Stated goal >> Copy the lines below as they are; omit the images they contain.

>> BEGIN Supplied records

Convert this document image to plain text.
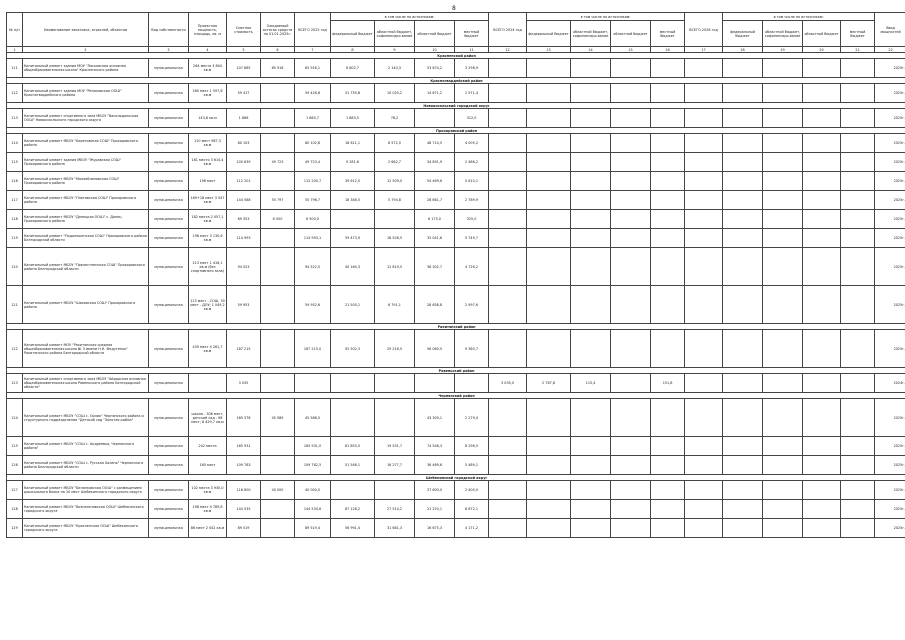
8
№ п/п	Наименование заказчика, отраслей, объектов	Вид собственности	Проектная мощность, площадь, кв. м	Сметная стоимость	Ожидаемый остаток средств на 01.01.2025г.	ВСЕГО 2025 год	в том числе по источникам:				ВСЕГО 2024 год	в том числе по источникам:				ВСЕГО 2026 год	в том числе по источникам:				Ввод мощностей
							федеральный бюджет	областной бюджет, софинансиро-вание	областной бюджет	местный бюджет		федеральный бюджет	областной бюджет, софинансиро-вание	областной бюджет	местный бюджет		федеральный бюджет	областной бюджет, софинансиро-вание	областной бюджет	местный бюджет	
1	2	3	4	5	6	7	8	9	10	11	12	13	14	15	16	17	18	19	20	21	22
Красненский район																					
111	Капитальный ремонт здания МОУ "Ласковская основная общеобразовательная школа" Красненского района	муниципальная	264 места 3 844 кв.м	107 685	65 916	65 916,1	6 802,7	2 140,3	53 674,2	3 298,9											2025г.
Красногвардейский район																					
112	Капитальный ремонт здания МОУ "Репяховская ООШ" Красногвардейского района	муниципальная	280 мест 1 597,6 кв.м	59 417		59 426,6	31 755,8	10 020,2	14 671,2	2 971,4											2025г.
Новооскольский городской округ																					
113	Капитальный ремонт спортивного зала МБОУ "Васильдольская ООШ" Новооскольского городского округа	муниципальная	143,6 кв.м	1 866		1 865,7	1 883,5	78,2		312,0											2025г.
Прохоровский район																					
114	Капитальный ремонт МБОУ "Береговская СОШ" Прохоровского района	муниципальная	110 мест 987,3 кв.м	80 103		80 102,8	18 611,1	8 572,0	48 714,5	4 005,2											2025г.
115	Капитальный ремонт здания МБОУ "Журавская СОШ" Прохоровского района	муниципальная	181 место 3 614,4 кв.м	100 639	49 723	49 723,4	9 281,6	2 662,7	34 891,9	2 486,2											2025г.
116	Капитальный ремонт МБОУ "Малояблоновская СОШ" Прохоровского района	муниципальная	198 мест	112 201		112 200,7	39 612,0	12 509,0	54 469,6	5 610,1											2025г.
117	Капитальный ремонт МБОУ "Плотавская СОШ" Прохоровского района	муниципальная	169+18 мест 3 547 кв.м	144 588	55 797	55 796,7	18 346,5	5 794,8	28 861,7	2 789,9											2025г.
118	Капитальный ремонт МБОУ "Донецкая ООШ" с. Донец Прохоровского района	муниципальная	182 места 2 057,1 кв.м	69 353	6 500	6 500,0			6 175,0	325,0											2025г.
119	Капитальный ремонт "Подолешенская СОШ" Прохоровского района Белгородской области	муниципальная	198 мест 3 130,6 кв.м	114 993		114 993,1	59 473,9	18 528,5	32 041,6	5 749,7											2025г.
120	Капитальный ремонт МБОУ "Прелестненская СОШ" Прохоровского района Белгородской области	муниципальная	213 мест 1 416,1 кв.м (без спортивного зала)	94 523		94 522,5	40 164,3	12 819,5	36 302,7	4 726,2											2025г.
121	Капитальный ремонт МБОУ "Шаховская СОШ" Прохоровского района	муниципальная	113 мест - СОШ, 30 мест - ДОУ; 1 049,2 кв.м	59 953		59 952,6	21 505,1	6 791,1	28 658,8	2 997,6											2025г.
Ракитянский район																					
122	Капитальный ремонт МОУ "Ракитянская средняя общеобразовательная школа № 3 имени Н.Н. Федутенко" Ракитянского района Белгородской области	муниципальная	439 мест 4 261,7 кв.м	187 215		187 215,0	92 502,3	29 216,5	56 060,5	9 360,7											2025г.
Ровеньский район																					
123	Капитальный ремонт спортивного зала МБОУ "Айдарская основная общеобразовательная школа Ровеньского района Белгородской области"	муниципальная		3 035							3 035,0	2 787,8	115,4		151,8						2024г.
Чернянский район																					
124	Капитальный ремонт МБОУ "СОШ с. Орлик" Чернянского района и структурного подразделения "Детский сад "Золотая рыбка"	муниципальная	школа - 308 мест, детский сад - 98 мест; 8 429,7 кв.м	169 378	45 589	45 588,5			43 309,1	2 279,4											2025г.
125	Капитальный ремонт МБОУ "СОШ с. Андреевка, Чернянского района"	муниципальная	242 места	165 931		165 931,0	81 853,5	19 531,7	74 548,3	8 296,5											2025г.
126	Капитальный ремонт МБОУ "СОШ с. Русская Халань" Чернянского района Белгородской области	муниципальная	160 мест	109 783		109 782,5	51 546,1	16 277,7	36 469,6	5 489,1											2025г.
Шебекинский городской округ																					
127	Капитальный ремонт МБОУ "Белянковская ООШ" с размещением дошкольного блока на 20 мест Шебекинского городского округа	муниципальная	102 места 3 930,0 кв.м	116 800	40 000	40 000,0			37 600,0	2 400,0											2025г.
128	Капитальный ремонт МБОУ "Вознесеновская ООШ" Шебекинского городского округа	муниципальная	198 мест 4 789,8 кв.м	144 535		144 534,6	87 128,2	27 514,2	21 220,1	8 672,1											2025г.
129	Капитальный ремонт МБОУ "Красненская ООШ" Шебекинского городского округа	муниципальная	86 мест 2 042 кв.м	89 519		89 519,4	56 991,4	31 681,3	16 675,3	4 171,2											2025г.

>> END Supplied records

Written response >>
Convert this document image to plain text.
8
№ п/п	Наименование заказчика, отраслей, объектов	Вид собственности	Проектная мощность, площадь, кв. м	Сметная стоимость	Ожидаемый остаток средств на 01.01.2025г.	ВСЕГО 2025 год	в том числе по источникам:				ВСЕГО 2024 год	в том числе по источникам:				ВСЕГО 2026 год	в том числе по источникам:				Ввод мощностей
							федеральный бюджет	областной бюджет, софинансиро-вание	областной бюджет	местный бюджет		федеральный бюджет	областной бюджет, софинансиро-вание	областной бюджет	местный бюджет		федеральный бюджет	областной бюджет, софинансиро-вание	областной бюджет	местный бюджет	
1	2	3	4	5	6	7	8	9	10	11	12	13	14	15	16	17	18	19	20	21	22
Красненский район																					
111	Капитальный ремонт здания МОУ "Ласковская основная общеобразовательная школа" Красненского района	муниципальная	264 места 3 844 кв.м	107 685	65 916	65 916,1	6 802,7	2 140,3	53 674,2	3 298,9											2025г.
Красногвардейский район																					
112	Капитальный ремонт здания МОУ "Репяховская ООШ" Красногвардейского района	муниципальная	280 мест 1 597,6 кв.м	59 417		59 426,6	31 755,8	10 020,2	14 671,2	2 971,4											2025г.
Новооскольский городской округ																					
113	Капитальный ремонт спортивного зала МБОУ "Васильдольская ООШ" Новооскольского городского округа	муниципальная	143,6 кв.м	1 866		1 865,7	1 883,5	78,2		312,0											2025г.
Прохоровский район																					
114	Капитальный ремонт МБОУ "Береговская СОШ" Прохоровского района	муниципальная	110 мест 987,3 кв.м	80 103		80 102,8	18 611,1	8 572,0	48 714,5	4 005,2											2025г.
115	Капитальный ремонт здания МБОУ "Журавская СОШ" Прохоровского района	муниципальная	181 место 3 614,4 кв.м	100 639	49 723	49 723,4	9 281,6	2 662,7	34 891,9	2 486,2											2025г.
116	Капитальный ремонт МБОУ "Малояблоновская СОШ" Прохоровского района	муниципальная	198 мест	112 201		112 200,7	39 612,0	12 509,0	54 469,6	5 610,1											2025г.
117	Капитальный ремонт МБОУ "Плотавская СОШ" Прохоровского района	муниципальная	169+18 мест 3 547 кв.м	144 588	55 797	55 796,7	18 346,5	5 794,8	28 861,7	2 789,9											2025г.
118	Капитальный ремонт МБОУ "Донецкая ООШ" с. Донец Прохоровского района	муниципальная	182 места 2 057,1 кв.м	69 353	6 500	6 500,0			6 175,0	325,0											2025г.
119	Капитальный ремонт "Подолешенская СОШ" Прохоровского района Белгородской области	муниципальная	198 мест 3 130,6 кв.м	114 993		114 993,1	59 473,9	18 528,5	32 041,6	5 749,7											2025г.
120	Капитальный ремонт МБОУ "Прелестненская СОШ" Прохоровского района Белгородской области	муниципальная	213 мест 1 416,1 кв.м (без спортивного зала)	94 523		94 522,5	40 164,3	12 819,5	36 302,7	4 726,2											2025г.
121	Капитальный ремонт МБОУ "Шаховская СОШ" Прохоровского района	муниципальная	113 мест - СОШ, 30 мест - ДОУ; 1 049,2 кв.м	59 953		59 952,6	21 505,1	6 791,1	28 658,8	2 997,6											2025г.
Ракитянский район																					
122	Капитальный ремонт МОУ "Ракитянская средняя общеобразовательная школа № 3 имени Н.Н. Федутенко" Ракитянского района Белгородской области	муниципальная	439 мест 4 261,7 кв.м	187 215		187 215,0	92 502,3	29 216,5	56 060,5	9 360,7											2025г.
Ровеньский район																					
123	Капитальный ремонт спортивного зала МБОУ "Айдарская основная общеобразовательная школа Ровеньского района Белгородской области"	муниципальная		3 035							3 035,0	2 787,8	115,4		151,8						2024г.
Чернянский район																					
124	Капитальный ремонт МБОУ "СОШ с. Орлик" Чернянского района и структурного подразделения "Детский сад "Золотая рыбка"	муниципальная	школа - 308 мест, детский сад - 98 мест; 8 429,7 кв.м	169 378	45 589	45 588,5			43 309,1	2 279,4											2025г.
125	Капитальный ремонт МБОУ "СОШ с. Андреевка, Чернянского района"	муниципальная	242 места	165 931		165 931,0	81 853,5	19 531,7	74 548,3	8 296,5											2025г.
126	Капитальный ремонт МБОУ "СОШ с. Русская Халань" Чернянского района Белгородской области	муниципальная	160 мест	109 783		109 782,5	51 546,1	16 277,7	36 469,6	5 489,1											2025г.
Шебекинский городской округ																					
127	Капитальный ремонт МБОУ "Белянковская ООШ" с размещением дошкольного блока на 20 мест Шебекинского городского округа	муниципальная	102 места 3 930,0 кв.м	116 800	40 000	40 000,0			37 600,0	2 400,0											2025г.
128	Капитальный ремонт МБОУ "Вознесеновская ООШ" Шебекинского городского округа	муниципальная	198 мест 4 789,8 кв.м	144 535		144 534,6	87 128,2	27 514,2	21 220,1	8 672,1											2025г.
129	Капитальный ремонт МБОУ "Красненская ООШ" Шебекинского городского округа	муниципальная	86 мест 2 042 кв.м	89 519		89 519,4	56 991,4	31 681,3	16 675,3	4 171,2											2025г.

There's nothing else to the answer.